**EXERCISE INPUTS**.
·····

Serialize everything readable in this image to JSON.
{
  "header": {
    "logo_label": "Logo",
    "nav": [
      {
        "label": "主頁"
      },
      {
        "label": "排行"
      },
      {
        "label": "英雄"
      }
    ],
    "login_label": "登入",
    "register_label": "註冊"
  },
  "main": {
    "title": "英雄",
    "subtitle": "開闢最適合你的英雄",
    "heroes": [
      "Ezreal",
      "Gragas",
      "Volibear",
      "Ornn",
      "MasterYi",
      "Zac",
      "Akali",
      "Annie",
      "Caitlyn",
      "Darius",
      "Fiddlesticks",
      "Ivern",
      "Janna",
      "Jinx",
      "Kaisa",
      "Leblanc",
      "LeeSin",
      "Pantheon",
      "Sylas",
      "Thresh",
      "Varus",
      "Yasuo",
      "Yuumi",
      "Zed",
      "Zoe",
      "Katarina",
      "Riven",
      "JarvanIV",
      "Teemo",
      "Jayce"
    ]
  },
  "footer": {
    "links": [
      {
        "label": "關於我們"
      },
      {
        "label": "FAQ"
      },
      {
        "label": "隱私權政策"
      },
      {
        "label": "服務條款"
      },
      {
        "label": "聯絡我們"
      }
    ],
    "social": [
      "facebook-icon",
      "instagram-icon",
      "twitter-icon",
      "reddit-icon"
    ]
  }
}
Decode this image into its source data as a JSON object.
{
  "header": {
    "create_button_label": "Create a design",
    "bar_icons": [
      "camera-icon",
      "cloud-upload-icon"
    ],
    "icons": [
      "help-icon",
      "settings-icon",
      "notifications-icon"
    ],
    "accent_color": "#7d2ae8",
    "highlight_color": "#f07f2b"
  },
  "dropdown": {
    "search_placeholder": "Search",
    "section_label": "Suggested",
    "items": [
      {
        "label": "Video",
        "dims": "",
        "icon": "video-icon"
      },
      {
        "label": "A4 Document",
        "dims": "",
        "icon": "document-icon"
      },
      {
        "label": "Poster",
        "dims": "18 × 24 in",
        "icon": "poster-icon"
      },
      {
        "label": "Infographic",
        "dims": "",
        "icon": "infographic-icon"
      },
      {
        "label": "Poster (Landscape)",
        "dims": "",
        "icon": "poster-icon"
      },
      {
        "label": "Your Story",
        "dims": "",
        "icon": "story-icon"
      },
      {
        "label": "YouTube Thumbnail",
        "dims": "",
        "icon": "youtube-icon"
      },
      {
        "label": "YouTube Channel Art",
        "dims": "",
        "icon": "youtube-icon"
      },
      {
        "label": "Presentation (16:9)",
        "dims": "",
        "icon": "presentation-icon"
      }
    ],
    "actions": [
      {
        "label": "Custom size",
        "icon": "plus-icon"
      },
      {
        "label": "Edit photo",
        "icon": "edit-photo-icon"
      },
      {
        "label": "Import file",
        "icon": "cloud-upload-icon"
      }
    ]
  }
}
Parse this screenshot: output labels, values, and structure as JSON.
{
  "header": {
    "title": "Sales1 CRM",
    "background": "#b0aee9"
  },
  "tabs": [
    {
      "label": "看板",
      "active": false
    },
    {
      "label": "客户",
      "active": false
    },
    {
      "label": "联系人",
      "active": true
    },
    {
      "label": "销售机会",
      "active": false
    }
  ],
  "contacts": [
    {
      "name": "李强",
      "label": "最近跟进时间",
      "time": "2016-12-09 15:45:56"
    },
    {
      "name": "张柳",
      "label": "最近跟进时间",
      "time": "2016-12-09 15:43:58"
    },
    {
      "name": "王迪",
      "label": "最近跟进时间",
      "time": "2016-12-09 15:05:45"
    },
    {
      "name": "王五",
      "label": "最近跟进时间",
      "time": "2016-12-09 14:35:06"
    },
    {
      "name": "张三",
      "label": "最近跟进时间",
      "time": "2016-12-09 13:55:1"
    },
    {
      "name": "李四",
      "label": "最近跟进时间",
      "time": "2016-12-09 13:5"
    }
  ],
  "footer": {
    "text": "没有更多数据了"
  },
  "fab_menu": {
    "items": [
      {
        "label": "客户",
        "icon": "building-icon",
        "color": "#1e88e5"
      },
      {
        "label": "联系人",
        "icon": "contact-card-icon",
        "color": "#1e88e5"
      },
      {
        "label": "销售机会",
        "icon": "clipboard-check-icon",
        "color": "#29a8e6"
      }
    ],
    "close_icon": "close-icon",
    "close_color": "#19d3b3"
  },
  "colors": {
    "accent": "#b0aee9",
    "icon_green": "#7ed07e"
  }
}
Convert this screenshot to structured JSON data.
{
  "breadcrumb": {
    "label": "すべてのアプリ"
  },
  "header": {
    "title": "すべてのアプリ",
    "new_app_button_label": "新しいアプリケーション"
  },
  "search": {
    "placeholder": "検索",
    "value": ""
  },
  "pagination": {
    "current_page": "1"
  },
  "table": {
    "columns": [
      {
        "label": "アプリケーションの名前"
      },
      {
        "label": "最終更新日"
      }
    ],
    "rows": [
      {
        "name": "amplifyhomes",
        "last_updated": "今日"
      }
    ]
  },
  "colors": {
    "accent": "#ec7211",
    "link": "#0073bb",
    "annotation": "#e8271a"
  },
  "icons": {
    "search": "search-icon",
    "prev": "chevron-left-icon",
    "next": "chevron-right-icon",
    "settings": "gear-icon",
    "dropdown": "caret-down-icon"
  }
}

·····

**DESCRIPTION OF THE TASK**. Extract the data in full. Keep it word for word.

**THE SOLUTION**.
Serialize everything readable in this image to JSON.
{
  "header": {
    "logo_label": "Logo",
    "nav": [
      {
        "label": "主頁"
      },
      {
        "label": "排行"
      },
      {
        "label": "英雄"
      }
    ],
    "login_label": "登入",
    "register_label": "註冊"
  },
  "main": {
    "title": "英雄",
    "subtitle": "開闢最適合你的英雄",
    "heroes": [
      "Ezreal",
      "Gragas",
      "Volibear",
      "Ornn",
      "MasterYi",
      "Zac",
      "Akali",
      "Annie",
      "Caitlyn",
      "Darius",
      "Fiddlesticks",
      "Ivern",
      "Janna",
      "Jinx",
      "Kaisa",
      "Leblanc",
      "LeeSin",
      "Pantheon",
      "Sylas",
      "Thresh",
      "Varus",
      "Yasuo",
      "Yuumi",
      "Zed",
      "Zoe",
      "Katarina",
      "Riven",
      "JarvanIV",
      "Teemo",
      "Jayce"
    ]
  },
  "footer": {
    "links": [
      {
        "label": "關於我們"
      },
      {
        "label": "FAQ"
      },
      {
        "label": "隱私權政策"
      },
      {
        "label": "服務條款"
      },
      {
        "label": "聯絡我們"
      }
    ],
    "social": [
      "facebook-icon",
      "instagram-icon",
      "twitter-icon",
      "reddit-icon"
    ]
  }
}
Decode this image into its source data as a JSON object.
{
  "header": {
    "create_button_label": "Create a design",
    "bar_icons": [
      "camera-icon",
      "cloud-upload-icon"
    ],
    "icons": [
      "help-icon",
      "settings-icon",
      "notifications-icon"
    ],
    "accent_color": "#7d2ae8",
    "highlight_color": "#f07f2b"
  },
  "dropdown": {
    "search_placeholder": "Search",
    "section_label": "Suggested",
    "items": [
      {
        "label": "Video",
        "dims": "",
        "icon": "video-icon"
      },
      {
        "label": "A4 Document",
        "dims": "",
        "icon": "document-icon"
      },
      {
        "label": "Poster",
        "dims": "18 × 24 in",
        "icon": "poster-icon"
      },
      {
        "label": "Infographic",
        "dims": "",
        "icon": "infographic-icon"
      },
      {
        "label": "Poster (Landscape)",
        "dims": "",
        "icon": "poster-icon"
      },
      {
        "label": "Your Story",
        "dims": "",
        "icon": "story-icon"
      },
      {
        "label": "YouTube Thumbnail",
        "dims": "",
        "icon": "youtube-icon"
      },
      {
        "label": "YouTube Channel Art",
        "dims": "",
        "icon": "youtube-icon"
      },
      {
        "label": "Presentation (16:9)",
        "dims": "",
        "icon": "presentation-icon"
      }
    ],
    "actions": [
      {
        "label": "Custom size",
        "icon": "plus-icon"
      },
      {
        "label": "Edit photo",
        "icon": "edit-photo-icon"
      },
      {
        "label": "Import file",
        "icon": "cloud-upload-icon"
      }
    ]
  }
}
Parse this screenshot: output labels, values, and structure as JSON.
{
  "header": {
    "title": "Sales1 CRM",
    "background": "#b0aee9"
  },
  "tabs": [
    {
      "label": "看板",
      "active": false
    },
    {
      "label": "客户",
      "active": false
    },
    {
      "label": "联系人",
      "active": true
    },
    {
      "label": "销售机会",
      "active": false
    }
  ],
  "contacts": [
    {
      "name": "李强",
      "label": "最近跟进时间",
      "time": "2016-12-09 15:45:56"
    },
    {
      "name": "张柳",
      "label": "最近跟进时间",
      "time": "2016-12-09 15:43:58"
    },
    {
      "name": "王迪",
      "label": "最近跟进时间",
      "time": "2016-12-09 15:05:45"
    },
    {
      "name": "王五",
      "label": "最近跟进时间",
      "time": "2016-12-09 14:35:06"
    },
    {
      "name": "张三",
      "label": "最近跟进时间",
      "time": "2016-12-09 13:55:1"
    },
    {
      "name": "李四",
      "label": "最近跟进时间",
      "time": "2016-12-09 13:5"
    }
  ],
  "footer": {
    "text": "没有更多数据了"
  },
  "fab_menu": {
    "items": [
      {
        "label": "客户",
        "icon": "building-icon",
        "color": "#1e88e5"
      },
      {
        "label": "联系人",
        "icon": "contact-card-icon",
        "color": "#1e88e5"
      },
      {
        "label": "销售机会",
        "icon": "clipboard-check-icon",
        "color": "#29a8e6"
      }
    ],
    "close_icon": "close-icon",
    "close_color": "#19d3b3"
  },
  "colors": {
    "accent": "#b0aee9",
    "icon_green": "#7ed07e"
  }
}
Convert this screenshot to structured JSON data.
{
  "breadcrumb": {
    "label": "すべてのアプリ"
  },
  "header": {
    "title": "すべてのアプリ",
    "new_app_button_label": "新しいアプリケーション"
  },
  "search": {
    "placeholder": "検索",
    "value": ""
  },
  "pagination": {
    "current_page": "1"
  },
  "table": {
    "columns": [
      {
        "label": "アプリケーションの名前"
      },
      {
        "label": "最終更新日"
      }
    ],
    "rows": [
      {
        "name": "amplifyhomes",
        "last_updated": "今日"
      }
    ]
  },
  "colors": {
    "accent": "#ec7211",
    "link": "#0073bb",
    "annotation": "#e8271a"
  },
  "icons": {
    "search": "search-icon",
    "prev": "chevron-left-icon",
    "next": "chevron-right-icon",
    "settings": "gear-icon",
    "dropdown": "caret-down-icon"
  }
}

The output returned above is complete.